What you are asked to do: Below are records; count the lines that contain "color" and give only the total.

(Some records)
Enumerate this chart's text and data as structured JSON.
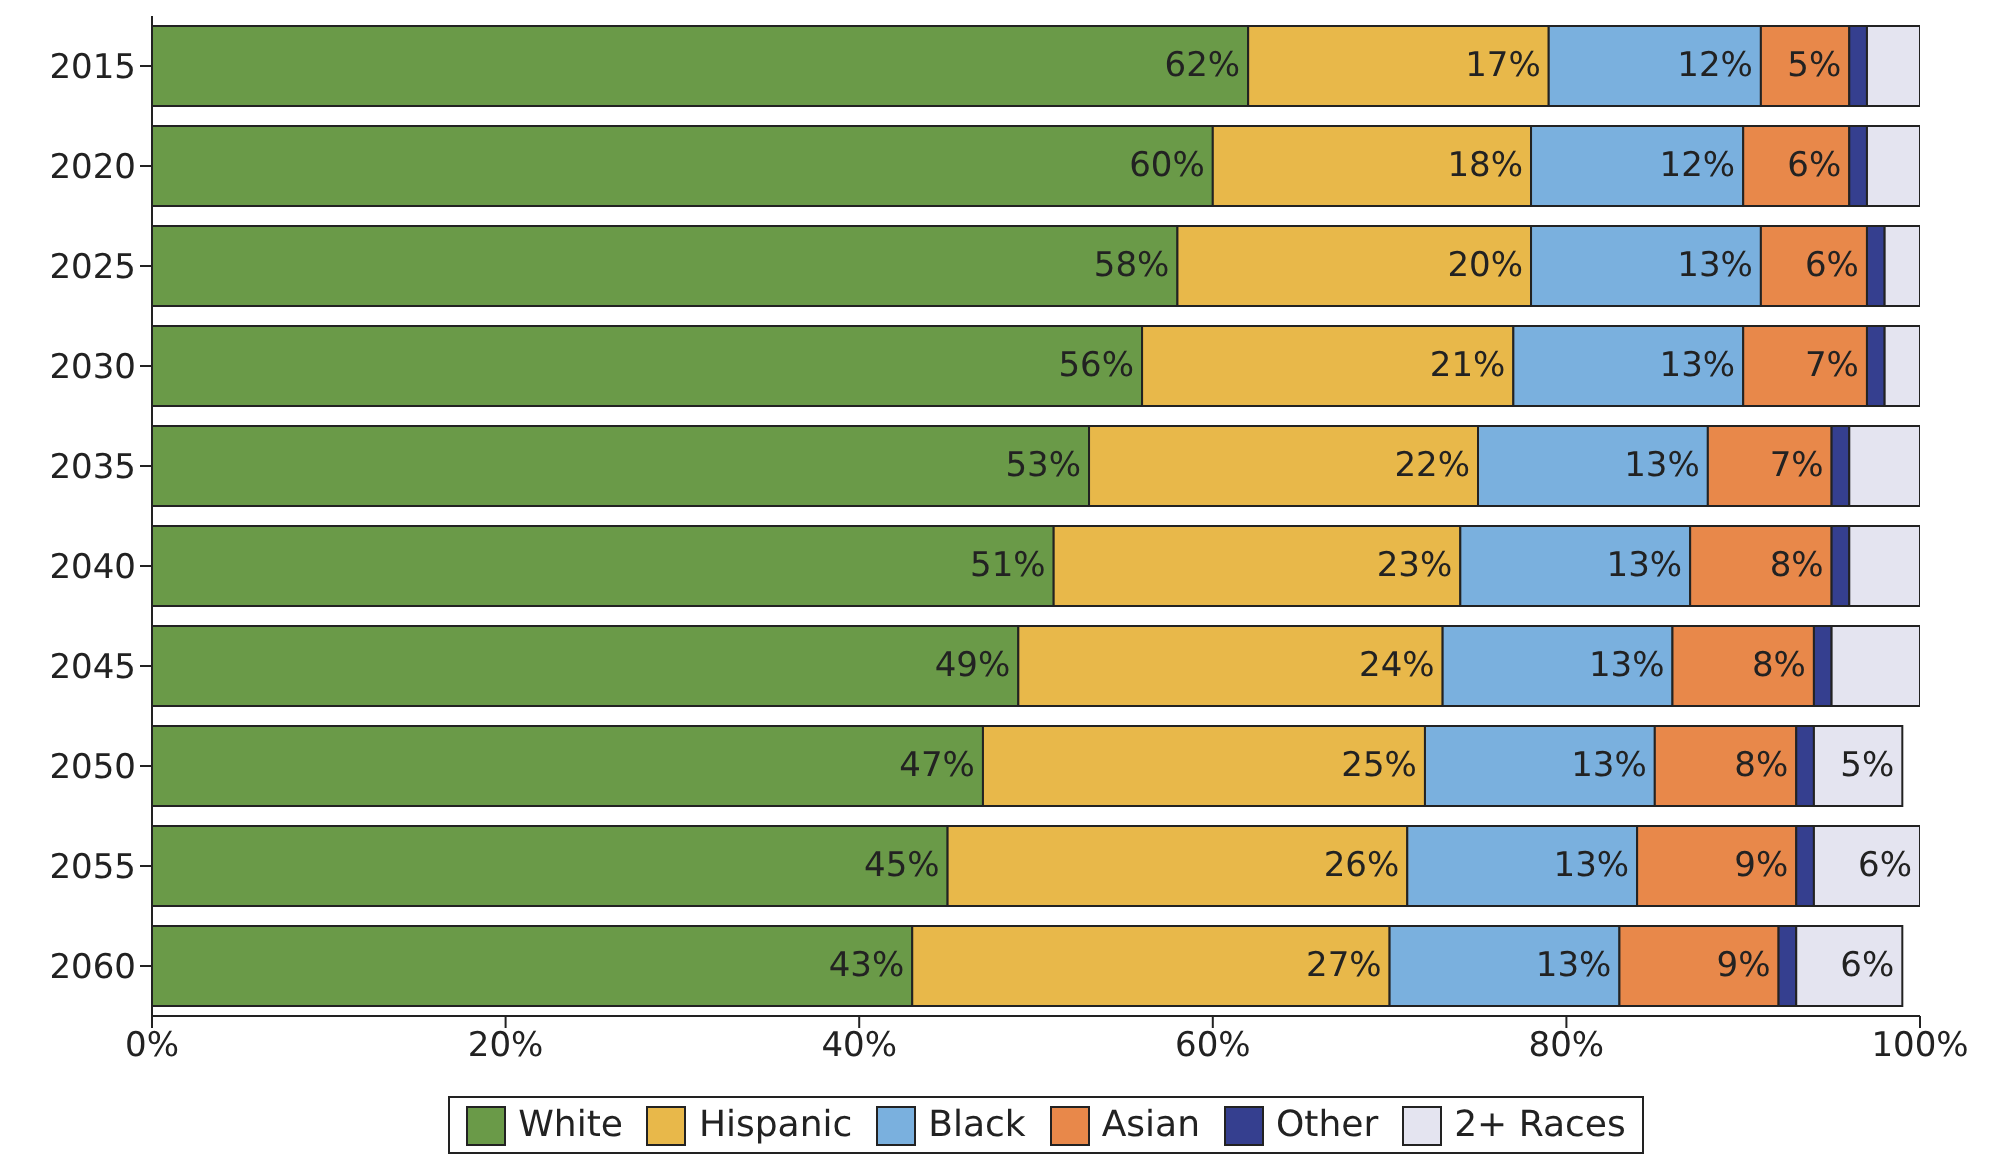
{
  "chart_data": {
    "type": "bar",
    "orientation": "horizontal",
    "stacked": true,
    "categories": [
      "2015",
      "2020",
      "2025",
      "2030",
      "2035",
      "2040",
      "2045",
      "2050",
      "2055",
      "2060"
    ],
    "series": [
      {
        "name": "White",
        "color": "#6a9a48",
        "values": [
          62,
          60,
          58,
          56,
          53,
          51,
          49,
          47,
          45,
          43
        ],
        "value_labels": [
          "62%",
          "60%",
          "58%",
          "56%",
          "53%",
          "51%",
          "49%",
          "47%",
          "45%",
          "43%"
        ]
      },
      {
        "name": "Hispanic",
        "color": "#e8b84a",
        "values": [
          17,
          18,
          20,
          21,
          22,
          23,
          24,
          25,
          26,
          27
        ],
        "value_labels": [
          "17%",
          "18%",
          "20%",
          "21%",
          "22%",
          "23%",
          "24%",
          "25%",
          "26%",
          "27%"
        ]
      },
      {
        "name": "Black",
        "color": "#7ab0de",
        "values": [
          12,
          12,
          13,
          13,
          13,
          13,
          13,
          13,
          13,
          13
        ],
        "value_labels": [
          "12%",
          "12%",
          "13%",
          "13%",
          "13%",
          "13%",
          "13%",
          "13%",
          "13%",
          "13%"
        ]
      },
      {
        "name": "Asian",
        "color": "#e8884a",
        "values": [
          5,
          6,
          6,
          7,
          7,
          8,
          8,
          8,
          9,
          9
        ],
        "value_labels": [
          "5%",
          "6%",
          "6%",
          "7%",
          "7%",
          "8%",
          "8%",
          "8%",
          "9%",
          "9%"
        ]
      },
      {
        "name": "Other",
        "color": "#353f8f",
        "values": [
          1,
          1,
          1,
          1,
          1,
          1,
          1,
          1,
          1,
          1
        ]
      },
      {
        "name": "2+ Races",
        "color": "#e4e4f0",
        "values": [
          3,
          3,
          2,
          2,
          4,
          4,
          5,
          5,
          6,
          6
        ],
        "value_labels": [
          null,
          null,
          null,
          null,
          null,
          null,
          null,
          "5%",
          "6%",
          "6%"
        ]
      }
    ],
    "xlim": [
      0,
      100
    ],
    "xticks": [
      {
        "value": 0,
        "label": "0%"
      },
      {
        "value": 20,
        "label": "20%"
      },
      {
        "value": 40,
        "label": "40%"
      },
      {
        "value": 60,
        "label": "60%"
      },
      {
        "value": 80,
        "label": "80%"
      },
      {
        "value": 100,
        "label": "100%"
      }
    ],
    "grid": false,
    "legend": "bottom"
  }
}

Output of the exercise: 6